* [EXERCISE AIM] Sift the material for lines containing "Pump", and return them.

(Collection entries)
═══
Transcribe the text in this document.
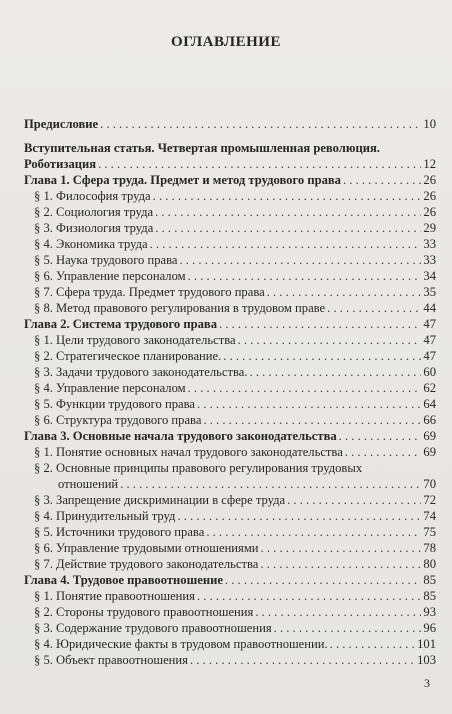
ОГЛАВЛЕНИЕ
Предисловие . . .	10
Вступительная статья. Четвертая промышленная революция.
Роботизация . . .	12
Глава 1. Сфера труда. Предмет и метод трудового права . . .	26
§ 1. Философия труда . . .	26
§ 2. Социология труда . . .	26
§ 3. Физиология труда . . .	29
§ 4. Экономика труда . . .	33
§ 5. Наука трудового права . . .	33
§ 6. Управление персоналом . . .	34
§ 7. Сфера труда. Предмет трудового права . . .	35
§ 8. Метод правового регулирования в трудовом праве . . .	44
Глава 2. Система трудового права . . .	47
§ 1. Цели трудового законодательства . . .	47
§ 2. Стратегическое планирование. . . .	47
§ 3. Задачи трудового законодательства. . . .	60
§ 4. Управление персоналом . . .	62
§ 5. Функции трудового права . . .	64
§ 6. Структура трудового права . . .	66
Глава 3. Основные начала трудового законодательства . . .	69
§ 1. Понятие основных начал трудового законодательства . . .	69
§ 2. Основные принципы правового регулирования трудовых
отношений . . .	70
§ 3. Запрещение дискриминации в сфере труда . . .	72
§ 4. Принудительный труд . . .	74
§ 5. Источники трудового права . . .	75
§ 6. Управление трудовыми отношениями . . .	78
§ 7. Действие трудового законодательства . . .	80
Глава 4. Трудовое правоотношение . . .	85
§ 1. Понятие правоотношения . . .	85
§ 2. Стороны трудового правоотношения . . .	93
§ 3. Содержание трудового правоотношения . . .	96
§ 4. Юридические факты в трудовом правоотношении. . . .	101
§ 5. Объект правоотношения . . .	103
3
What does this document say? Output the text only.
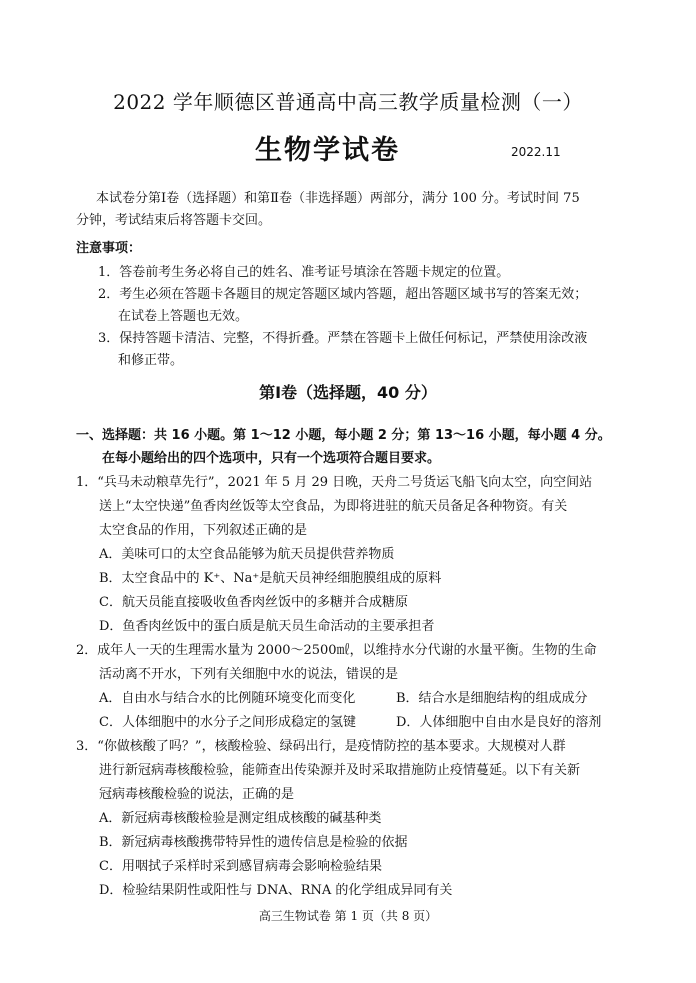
2022 学年顺德区普通高中高三教学质量检测（一）
生物学试卷	2022.11
本试卷分第Ⅰ卷（选择题）和第Ⅱ卷（非选择题）两部分，满分 100 分。考试时间 75
分钟，考试结束后将答题卡交回。
注意事项：
1．答卷前考生务必将自己的姓名、准考证号填涂在答题卡规定的位置。
2．考生必须在答题卡各题目的规定答题区域内答题，超出答题区域书写的答案无效；
在试卷上答题也无效。
3．保持答题卡清洁、完整，不得折叠。严禁在答题卡上做任何标记，严禁使用涂改液
和修正带。
第Ⅰ卷（选择题，40 分）
一、选择题：共 16 小题。第 1～12 小题，每小题 2 分；第 13～16 小题，每小题 4 分。
在每小题给出的四个选项中，只有一个选项符合题目要求。
1．“兵马未动粮草先行”，2021 年 5 月 29 日晚，天舟二号货运飞船飞向太空，向空间站
送上“太空快递”鱼香肉丝饭等太空食品，为即将进驻的航天员备足各种物资。有关
太空食品的作用，下列叙述正确的是
A．美味可口的太空食品能够为航天员提供营养物质
B．太空食品中的 K⁺、Na⁺是航天员神经细胞膜组成的原料
C．航天员能直接吸收鱼香肉丝饭中的多糖并合成糖原
D．鱼香肉丝饭中的蛋白质是航天员生命活动的主要承担者
2．成年人一天的生理需水量为 2000～2500㎖，以维持水分代谢的水量平衡。生物的生命
活动离不开水，下列有关细胞中水的说法，错误的是
A．自由水与结合水的比例随环境变化而变化	B．结合水是细胞结构的组成成分
C．人体细胞中的水分子之间形成稳定的氢键	D．人体细胞中自由水是良好的溶剂
3．“你做核酸了吗？”，核酸检验、绿码出行，是疫情防控的基本要求。大规模对人群
进行新冠病毒核酸检验，能筛查出传染源并及时采取措施防止疫情蔓延。以下有关新
冠病毒核酸检验的说法，正确的是
A．新冠病毒核酸检验是测定组成核酸的碱基种类
B．新冠病毒核酸携带特异性的遗传信息是检验的依据
C．用咽拭子采样时采到感冒病毒会影响检验结果
D．检验结果阴性或阳性与 DNA、RNA 的化学组成异同有关
高三生物试卷 第 1 页（共 8 页）
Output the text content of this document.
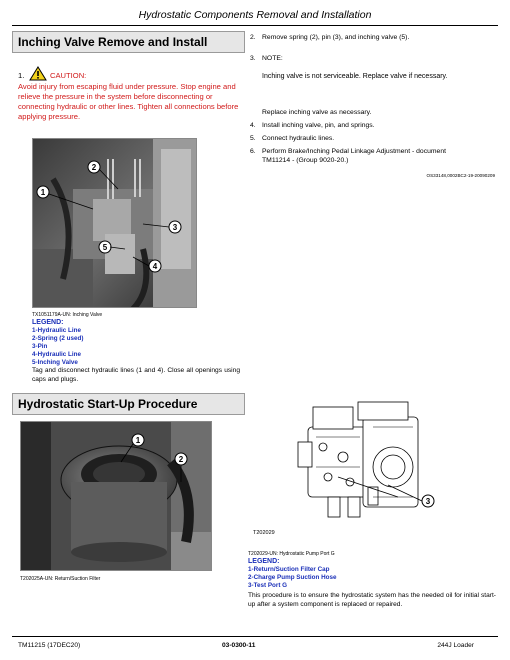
Hydrostatic Components Removal and Installation
Inching Valve Remove and Install
1.	CAUTION:
Avoid injury from escaping fluid under pressure. Stop engine and relieve the pressure in the system before disconnecting or connecting hydraulic or other lines. Tighten all connections before applying pressure.
2
1
3
5
4
TX1051179A-UN: Inching Valve
LEGEND:
1-Hydraulic Line
2-Spring (2 used)
3-Pin
4-Hydraulic Line
5-Inching Valve
Tag and disconnect hydraulic lines (1 and 4). Close all openings using caps and plugs.
2. Remove spring (2), pin (3), and inching valve (5).
3. NOTE:
Inching valve is not serviceable. Replace valve if necessary.
Replace inching valve as necessary.
4. Install inching valve, pin, and springs.
5. Connect hydraulic lines.
6. Perform Brake/Inching Pedal Linkage Adjustment - document TM11214 - (Group 9020-20.)
OS33148,0002BC2-19-20090209
Hydrostatic Start-Up Procedure
1
2
T202025A-UN: Return/Suction Filter
3
T202029
T202029-UN: Hydrostatic Pump Port G
LEGEND:
1-Return/Suction Filter Cap
2-Charge Pump Suction Hose
3-Test Port G
This procedure is to ensure the hydrostatic system has the needed oil for initial start-up after a system component is replaced or repaired.
TM11215 (17DEC20)	03-0300-11	244J Loader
═══
* [RESPONSE TO THE EXERCISE]
T202029-UN: Hydrostatic Pump Port G
2-Charge Pump Suction Hose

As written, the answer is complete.